Locate and copy all lines bearing the word "способ".

--------

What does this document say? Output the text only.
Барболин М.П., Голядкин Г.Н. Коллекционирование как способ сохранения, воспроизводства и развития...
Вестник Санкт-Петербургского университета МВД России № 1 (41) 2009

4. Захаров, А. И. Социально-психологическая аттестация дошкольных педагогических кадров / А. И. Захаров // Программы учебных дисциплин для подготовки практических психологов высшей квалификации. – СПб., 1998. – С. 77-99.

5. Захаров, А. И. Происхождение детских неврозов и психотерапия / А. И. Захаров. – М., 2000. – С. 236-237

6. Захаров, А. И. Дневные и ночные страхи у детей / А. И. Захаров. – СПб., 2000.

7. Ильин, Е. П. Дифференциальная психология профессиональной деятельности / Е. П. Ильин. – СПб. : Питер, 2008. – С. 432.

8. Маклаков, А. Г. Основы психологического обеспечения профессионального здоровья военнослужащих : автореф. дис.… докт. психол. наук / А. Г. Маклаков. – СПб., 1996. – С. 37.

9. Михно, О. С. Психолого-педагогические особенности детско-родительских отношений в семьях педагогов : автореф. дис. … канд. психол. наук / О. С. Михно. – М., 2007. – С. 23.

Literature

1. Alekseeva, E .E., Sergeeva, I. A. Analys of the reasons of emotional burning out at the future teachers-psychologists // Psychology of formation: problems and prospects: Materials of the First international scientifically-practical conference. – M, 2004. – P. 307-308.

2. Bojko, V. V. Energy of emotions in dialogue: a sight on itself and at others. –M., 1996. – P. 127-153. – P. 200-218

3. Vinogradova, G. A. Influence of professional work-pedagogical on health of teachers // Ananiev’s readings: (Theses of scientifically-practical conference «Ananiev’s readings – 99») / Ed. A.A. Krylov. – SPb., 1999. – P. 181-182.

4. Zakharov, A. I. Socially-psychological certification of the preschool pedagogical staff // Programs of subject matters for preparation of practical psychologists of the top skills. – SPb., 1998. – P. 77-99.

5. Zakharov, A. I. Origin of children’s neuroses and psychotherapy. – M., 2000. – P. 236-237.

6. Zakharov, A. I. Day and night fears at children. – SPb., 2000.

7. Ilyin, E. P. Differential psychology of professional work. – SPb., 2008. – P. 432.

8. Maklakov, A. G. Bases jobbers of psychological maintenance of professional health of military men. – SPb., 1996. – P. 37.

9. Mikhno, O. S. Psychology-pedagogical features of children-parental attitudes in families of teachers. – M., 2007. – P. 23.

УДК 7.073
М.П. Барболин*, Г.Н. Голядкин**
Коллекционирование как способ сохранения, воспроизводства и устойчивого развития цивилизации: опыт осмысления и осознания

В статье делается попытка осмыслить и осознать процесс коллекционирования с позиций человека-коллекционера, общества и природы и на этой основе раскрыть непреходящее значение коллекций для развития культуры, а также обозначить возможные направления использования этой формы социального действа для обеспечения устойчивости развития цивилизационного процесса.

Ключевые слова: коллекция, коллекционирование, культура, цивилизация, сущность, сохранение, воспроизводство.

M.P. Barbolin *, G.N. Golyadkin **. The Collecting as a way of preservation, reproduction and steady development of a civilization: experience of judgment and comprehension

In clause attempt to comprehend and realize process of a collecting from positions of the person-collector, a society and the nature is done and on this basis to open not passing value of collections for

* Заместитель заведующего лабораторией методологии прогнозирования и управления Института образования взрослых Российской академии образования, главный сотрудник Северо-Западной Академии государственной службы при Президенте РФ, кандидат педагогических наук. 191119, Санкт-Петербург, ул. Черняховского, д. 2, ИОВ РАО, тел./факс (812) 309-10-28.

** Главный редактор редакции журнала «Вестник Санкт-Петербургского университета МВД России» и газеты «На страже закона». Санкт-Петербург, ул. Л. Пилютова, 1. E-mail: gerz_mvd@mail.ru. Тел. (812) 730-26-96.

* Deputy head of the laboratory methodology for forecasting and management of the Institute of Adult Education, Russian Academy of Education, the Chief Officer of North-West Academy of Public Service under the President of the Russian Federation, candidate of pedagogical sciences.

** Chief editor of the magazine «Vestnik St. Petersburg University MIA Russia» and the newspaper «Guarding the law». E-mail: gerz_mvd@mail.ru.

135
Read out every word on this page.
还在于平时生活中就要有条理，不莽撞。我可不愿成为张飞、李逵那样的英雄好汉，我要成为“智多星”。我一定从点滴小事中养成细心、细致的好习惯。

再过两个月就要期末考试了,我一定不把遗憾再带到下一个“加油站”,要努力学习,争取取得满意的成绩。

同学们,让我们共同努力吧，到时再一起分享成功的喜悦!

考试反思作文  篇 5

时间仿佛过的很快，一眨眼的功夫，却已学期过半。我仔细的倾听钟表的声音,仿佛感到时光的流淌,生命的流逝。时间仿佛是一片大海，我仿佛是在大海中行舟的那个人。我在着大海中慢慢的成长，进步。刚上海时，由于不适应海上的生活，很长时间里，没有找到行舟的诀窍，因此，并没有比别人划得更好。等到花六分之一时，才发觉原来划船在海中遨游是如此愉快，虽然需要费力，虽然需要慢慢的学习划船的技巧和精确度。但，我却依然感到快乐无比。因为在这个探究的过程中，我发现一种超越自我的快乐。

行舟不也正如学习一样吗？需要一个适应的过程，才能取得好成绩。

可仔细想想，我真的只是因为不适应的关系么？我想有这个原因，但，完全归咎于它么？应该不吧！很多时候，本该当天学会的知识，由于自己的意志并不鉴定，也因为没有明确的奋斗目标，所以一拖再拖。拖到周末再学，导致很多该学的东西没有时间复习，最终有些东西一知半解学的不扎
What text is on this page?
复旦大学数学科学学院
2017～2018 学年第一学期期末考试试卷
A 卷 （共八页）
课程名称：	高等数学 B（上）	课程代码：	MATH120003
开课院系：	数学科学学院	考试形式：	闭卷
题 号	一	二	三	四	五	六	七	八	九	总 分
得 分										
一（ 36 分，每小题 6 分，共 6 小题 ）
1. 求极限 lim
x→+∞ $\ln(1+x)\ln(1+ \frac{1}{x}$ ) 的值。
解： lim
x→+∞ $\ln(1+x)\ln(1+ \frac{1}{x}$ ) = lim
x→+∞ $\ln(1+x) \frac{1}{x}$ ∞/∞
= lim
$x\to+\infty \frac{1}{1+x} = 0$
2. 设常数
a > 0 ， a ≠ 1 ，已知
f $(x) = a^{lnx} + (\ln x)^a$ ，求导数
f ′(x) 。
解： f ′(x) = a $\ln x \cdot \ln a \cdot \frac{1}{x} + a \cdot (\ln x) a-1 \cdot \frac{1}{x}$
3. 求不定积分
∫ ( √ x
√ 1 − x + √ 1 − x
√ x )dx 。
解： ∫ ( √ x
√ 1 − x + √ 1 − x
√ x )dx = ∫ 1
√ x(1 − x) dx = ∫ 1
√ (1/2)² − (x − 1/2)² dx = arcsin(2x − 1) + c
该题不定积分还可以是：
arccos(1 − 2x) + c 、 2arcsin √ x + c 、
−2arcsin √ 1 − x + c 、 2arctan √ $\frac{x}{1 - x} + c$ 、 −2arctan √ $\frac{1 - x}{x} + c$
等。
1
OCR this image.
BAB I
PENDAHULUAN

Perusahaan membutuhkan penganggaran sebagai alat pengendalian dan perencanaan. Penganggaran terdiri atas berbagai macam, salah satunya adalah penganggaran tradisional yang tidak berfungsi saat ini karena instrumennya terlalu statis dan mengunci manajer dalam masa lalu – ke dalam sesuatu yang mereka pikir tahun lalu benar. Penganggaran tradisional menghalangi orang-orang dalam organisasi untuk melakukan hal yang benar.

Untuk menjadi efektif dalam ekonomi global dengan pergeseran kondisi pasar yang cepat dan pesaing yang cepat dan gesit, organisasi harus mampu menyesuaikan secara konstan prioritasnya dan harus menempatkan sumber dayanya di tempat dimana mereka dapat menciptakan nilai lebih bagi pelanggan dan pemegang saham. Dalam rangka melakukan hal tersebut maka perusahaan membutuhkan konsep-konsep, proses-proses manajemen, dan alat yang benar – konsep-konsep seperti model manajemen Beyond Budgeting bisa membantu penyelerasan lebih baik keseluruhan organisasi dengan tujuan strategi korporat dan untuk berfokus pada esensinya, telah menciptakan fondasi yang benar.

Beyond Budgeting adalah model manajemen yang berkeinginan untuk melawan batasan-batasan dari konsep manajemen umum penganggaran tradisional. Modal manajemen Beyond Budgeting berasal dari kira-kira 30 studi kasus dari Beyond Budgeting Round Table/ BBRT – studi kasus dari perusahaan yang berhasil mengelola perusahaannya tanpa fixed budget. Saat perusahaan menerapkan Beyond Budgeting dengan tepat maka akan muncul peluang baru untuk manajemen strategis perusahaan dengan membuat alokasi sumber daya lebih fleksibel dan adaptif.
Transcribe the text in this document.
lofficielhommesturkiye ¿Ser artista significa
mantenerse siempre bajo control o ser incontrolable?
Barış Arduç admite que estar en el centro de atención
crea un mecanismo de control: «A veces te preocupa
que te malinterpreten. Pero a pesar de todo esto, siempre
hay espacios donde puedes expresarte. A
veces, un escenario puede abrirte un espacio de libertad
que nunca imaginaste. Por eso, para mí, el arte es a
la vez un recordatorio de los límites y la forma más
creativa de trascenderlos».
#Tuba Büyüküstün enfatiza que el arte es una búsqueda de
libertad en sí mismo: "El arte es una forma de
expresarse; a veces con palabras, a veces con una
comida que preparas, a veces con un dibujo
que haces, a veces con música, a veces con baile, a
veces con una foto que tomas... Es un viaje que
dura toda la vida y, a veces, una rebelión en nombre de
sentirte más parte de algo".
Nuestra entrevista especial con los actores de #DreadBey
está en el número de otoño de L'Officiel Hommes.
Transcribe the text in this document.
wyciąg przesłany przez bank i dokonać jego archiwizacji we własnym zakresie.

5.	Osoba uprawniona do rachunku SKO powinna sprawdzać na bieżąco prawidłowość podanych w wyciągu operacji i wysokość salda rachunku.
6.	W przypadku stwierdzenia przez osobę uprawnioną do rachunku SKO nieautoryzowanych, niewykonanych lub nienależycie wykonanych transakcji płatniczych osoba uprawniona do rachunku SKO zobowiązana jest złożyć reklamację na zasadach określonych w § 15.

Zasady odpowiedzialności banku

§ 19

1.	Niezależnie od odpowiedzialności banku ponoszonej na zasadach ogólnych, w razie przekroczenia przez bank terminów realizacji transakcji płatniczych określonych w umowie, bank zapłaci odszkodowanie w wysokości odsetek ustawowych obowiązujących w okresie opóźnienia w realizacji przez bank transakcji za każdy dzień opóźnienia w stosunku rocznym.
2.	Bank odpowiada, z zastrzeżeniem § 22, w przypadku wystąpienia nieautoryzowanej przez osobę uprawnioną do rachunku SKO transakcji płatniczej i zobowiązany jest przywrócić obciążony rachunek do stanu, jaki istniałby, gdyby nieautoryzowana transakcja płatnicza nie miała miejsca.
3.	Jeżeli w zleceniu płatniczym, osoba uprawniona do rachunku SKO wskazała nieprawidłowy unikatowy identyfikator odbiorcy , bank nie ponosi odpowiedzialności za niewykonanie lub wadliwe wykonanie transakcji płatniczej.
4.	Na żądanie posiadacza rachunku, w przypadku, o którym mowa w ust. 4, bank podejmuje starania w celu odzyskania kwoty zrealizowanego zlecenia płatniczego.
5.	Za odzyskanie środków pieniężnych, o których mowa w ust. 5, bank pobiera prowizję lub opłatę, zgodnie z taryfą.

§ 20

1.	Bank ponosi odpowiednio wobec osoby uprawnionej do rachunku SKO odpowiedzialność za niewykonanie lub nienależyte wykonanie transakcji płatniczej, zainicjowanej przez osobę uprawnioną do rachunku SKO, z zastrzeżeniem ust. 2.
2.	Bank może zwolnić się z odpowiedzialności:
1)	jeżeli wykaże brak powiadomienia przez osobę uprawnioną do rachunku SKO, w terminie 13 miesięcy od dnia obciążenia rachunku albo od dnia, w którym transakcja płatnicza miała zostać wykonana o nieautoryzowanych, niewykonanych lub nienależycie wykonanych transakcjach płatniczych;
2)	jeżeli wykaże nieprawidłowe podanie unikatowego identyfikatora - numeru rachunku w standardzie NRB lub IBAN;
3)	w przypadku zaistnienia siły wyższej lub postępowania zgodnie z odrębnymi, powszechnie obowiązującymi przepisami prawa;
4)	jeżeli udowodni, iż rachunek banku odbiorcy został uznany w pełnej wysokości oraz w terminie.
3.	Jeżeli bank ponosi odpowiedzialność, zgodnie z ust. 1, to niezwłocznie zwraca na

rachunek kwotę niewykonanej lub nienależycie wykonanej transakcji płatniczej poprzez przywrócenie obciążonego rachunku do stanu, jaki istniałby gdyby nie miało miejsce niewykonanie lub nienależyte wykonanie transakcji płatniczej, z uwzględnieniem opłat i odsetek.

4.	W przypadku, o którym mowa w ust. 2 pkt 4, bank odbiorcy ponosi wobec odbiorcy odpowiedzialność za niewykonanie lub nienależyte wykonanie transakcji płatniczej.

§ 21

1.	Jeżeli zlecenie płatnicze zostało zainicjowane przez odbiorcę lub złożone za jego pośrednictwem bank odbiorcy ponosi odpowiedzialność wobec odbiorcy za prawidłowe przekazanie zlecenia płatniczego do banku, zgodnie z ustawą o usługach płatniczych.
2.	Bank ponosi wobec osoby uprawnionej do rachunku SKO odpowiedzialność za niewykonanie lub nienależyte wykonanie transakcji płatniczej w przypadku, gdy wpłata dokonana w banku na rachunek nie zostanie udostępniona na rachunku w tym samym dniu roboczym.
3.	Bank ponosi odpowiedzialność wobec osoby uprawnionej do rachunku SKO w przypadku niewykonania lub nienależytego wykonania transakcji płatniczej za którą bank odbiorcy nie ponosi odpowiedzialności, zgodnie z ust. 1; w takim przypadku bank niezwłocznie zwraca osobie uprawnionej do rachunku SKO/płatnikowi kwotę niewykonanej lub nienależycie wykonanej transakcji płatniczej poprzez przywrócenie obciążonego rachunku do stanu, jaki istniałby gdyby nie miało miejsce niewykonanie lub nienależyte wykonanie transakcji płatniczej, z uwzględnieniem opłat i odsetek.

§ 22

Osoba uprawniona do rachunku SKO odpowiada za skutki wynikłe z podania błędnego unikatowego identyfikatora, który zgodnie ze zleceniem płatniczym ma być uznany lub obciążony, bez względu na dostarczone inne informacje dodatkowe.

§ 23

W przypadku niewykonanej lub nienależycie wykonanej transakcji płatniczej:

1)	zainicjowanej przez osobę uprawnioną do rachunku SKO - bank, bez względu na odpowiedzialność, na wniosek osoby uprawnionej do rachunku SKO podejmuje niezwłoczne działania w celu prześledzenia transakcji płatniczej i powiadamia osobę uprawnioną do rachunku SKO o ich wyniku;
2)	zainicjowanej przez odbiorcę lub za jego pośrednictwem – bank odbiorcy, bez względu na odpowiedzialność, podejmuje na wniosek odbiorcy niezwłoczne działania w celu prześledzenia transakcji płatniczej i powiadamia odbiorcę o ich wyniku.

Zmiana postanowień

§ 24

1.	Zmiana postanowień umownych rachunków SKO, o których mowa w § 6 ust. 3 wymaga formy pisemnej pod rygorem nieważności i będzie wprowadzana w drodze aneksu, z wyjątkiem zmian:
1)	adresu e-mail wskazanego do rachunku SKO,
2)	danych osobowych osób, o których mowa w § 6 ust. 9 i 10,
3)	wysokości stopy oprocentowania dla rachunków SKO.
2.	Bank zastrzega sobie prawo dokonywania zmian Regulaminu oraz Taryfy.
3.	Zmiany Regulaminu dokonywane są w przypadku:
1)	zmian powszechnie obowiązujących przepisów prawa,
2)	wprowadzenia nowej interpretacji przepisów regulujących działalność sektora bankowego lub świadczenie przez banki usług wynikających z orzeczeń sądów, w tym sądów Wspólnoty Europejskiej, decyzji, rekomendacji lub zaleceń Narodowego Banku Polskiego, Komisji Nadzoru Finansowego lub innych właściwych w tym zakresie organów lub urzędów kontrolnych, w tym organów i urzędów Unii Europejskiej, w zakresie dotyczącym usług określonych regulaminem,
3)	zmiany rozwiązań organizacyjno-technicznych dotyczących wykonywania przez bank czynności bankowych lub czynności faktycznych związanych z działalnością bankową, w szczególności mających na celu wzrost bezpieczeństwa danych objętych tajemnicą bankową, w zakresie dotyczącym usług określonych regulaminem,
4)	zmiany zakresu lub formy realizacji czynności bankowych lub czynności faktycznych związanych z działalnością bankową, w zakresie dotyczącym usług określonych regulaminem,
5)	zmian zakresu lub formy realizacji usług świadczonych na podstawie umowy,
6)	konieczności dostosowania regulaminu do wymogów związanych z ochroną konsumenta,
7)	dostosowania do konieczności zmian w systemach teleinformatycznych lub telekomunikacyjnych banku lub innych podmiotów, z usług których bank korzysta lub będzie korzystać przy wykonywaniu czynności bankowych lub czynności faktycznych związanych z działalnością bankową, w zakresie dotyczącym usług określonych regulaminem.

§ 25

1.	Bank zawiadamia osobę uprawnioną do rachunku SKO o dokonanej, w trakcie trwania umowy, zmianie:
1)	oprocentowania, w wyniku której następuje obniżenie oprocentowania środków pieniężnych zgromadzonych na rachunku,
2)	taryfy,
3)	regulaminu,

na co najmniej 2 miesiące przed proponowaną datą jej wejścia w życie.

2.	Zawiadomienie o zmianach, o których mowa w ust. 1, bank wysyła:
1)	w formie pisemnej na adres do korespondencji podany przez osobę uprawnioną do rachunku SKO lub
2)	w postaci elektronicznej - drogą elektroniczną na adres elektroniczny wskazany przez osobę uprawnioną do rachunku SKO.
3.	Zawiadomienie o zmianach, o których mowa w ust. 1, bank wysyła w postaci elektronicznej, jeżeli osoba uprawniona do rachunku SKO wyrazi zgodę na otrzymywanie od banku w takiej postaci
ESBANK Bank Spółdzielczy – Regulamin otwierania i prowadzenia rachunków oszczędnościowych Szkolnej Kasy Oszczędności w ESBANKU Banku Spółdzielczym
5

--------

--- Answer to the exercise ---
Барболин М.П., Голядкин Г.Н. Коллекционирование как способ сохранения, воспроизводства и развития...
Коллекционирование как способ сохранения, воспроизводства и устойчивого развития цивилизации: опыт осмысления и осознания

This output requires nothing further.